──────── Material provided ────────
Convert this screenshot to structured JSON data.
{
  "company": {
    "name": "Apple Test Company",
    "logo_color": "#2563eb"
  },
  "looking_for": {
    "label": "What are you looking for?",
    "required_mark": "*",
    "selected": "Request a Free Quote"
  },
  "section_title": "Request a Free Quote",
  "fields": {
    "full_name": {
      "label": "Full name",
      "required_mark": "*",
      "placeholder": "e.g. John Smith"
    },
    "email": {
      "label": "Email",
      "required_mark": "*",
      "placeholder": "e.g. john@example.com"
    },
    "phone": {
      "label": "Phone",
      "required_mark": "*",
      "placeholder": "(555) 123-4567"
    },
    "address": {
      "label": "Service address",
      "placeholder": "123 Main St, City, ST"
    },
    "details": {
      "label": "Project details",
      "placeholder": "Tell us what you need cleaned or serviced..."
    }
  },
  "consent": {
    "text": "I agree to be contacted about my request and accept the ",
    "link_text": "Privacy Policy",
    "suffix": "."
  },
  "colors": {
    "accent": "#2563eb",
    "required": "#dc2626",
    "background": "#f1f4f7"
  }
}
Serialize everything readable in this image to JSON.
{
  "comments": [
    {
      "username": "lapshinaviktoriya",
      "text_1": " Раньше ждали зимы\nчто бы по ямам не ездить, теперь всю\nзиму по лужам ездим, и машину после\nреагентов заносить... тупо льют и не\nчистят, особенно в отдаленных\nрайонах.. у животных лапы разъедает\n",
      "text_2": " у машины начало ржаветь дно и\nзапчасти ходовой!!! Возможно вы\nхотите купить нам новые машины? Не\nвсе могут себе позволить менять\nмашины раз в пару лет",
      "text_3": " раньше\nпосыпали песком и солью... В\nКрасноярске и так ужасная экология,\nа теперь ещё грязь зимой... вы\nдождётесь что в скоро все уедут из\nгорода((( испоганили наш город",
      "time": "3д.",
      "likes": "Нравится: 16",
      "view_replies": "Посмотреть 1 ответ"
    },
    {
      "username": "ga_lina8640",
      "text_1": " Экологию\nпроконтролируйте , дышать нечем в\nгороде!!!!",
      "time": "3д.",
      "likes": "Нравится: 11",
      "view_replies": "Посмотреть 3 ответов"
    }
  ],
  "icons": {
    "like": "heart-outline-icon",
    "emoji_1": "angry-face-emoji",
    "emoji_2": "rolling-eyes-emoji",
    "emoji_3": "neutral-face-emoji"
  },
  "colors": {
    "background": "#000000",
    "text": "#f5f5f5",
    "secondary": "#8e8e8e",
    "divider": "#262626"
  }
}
────────
> [Short problem]: Write down every line of the data above that includes the string "emoji".

> [Reply]:
    "emoji_1": "angry-face-emoji",
    "emoji_2": "rolling-eyes-emoji",
    "emoji_3": "neutral-face-emoji"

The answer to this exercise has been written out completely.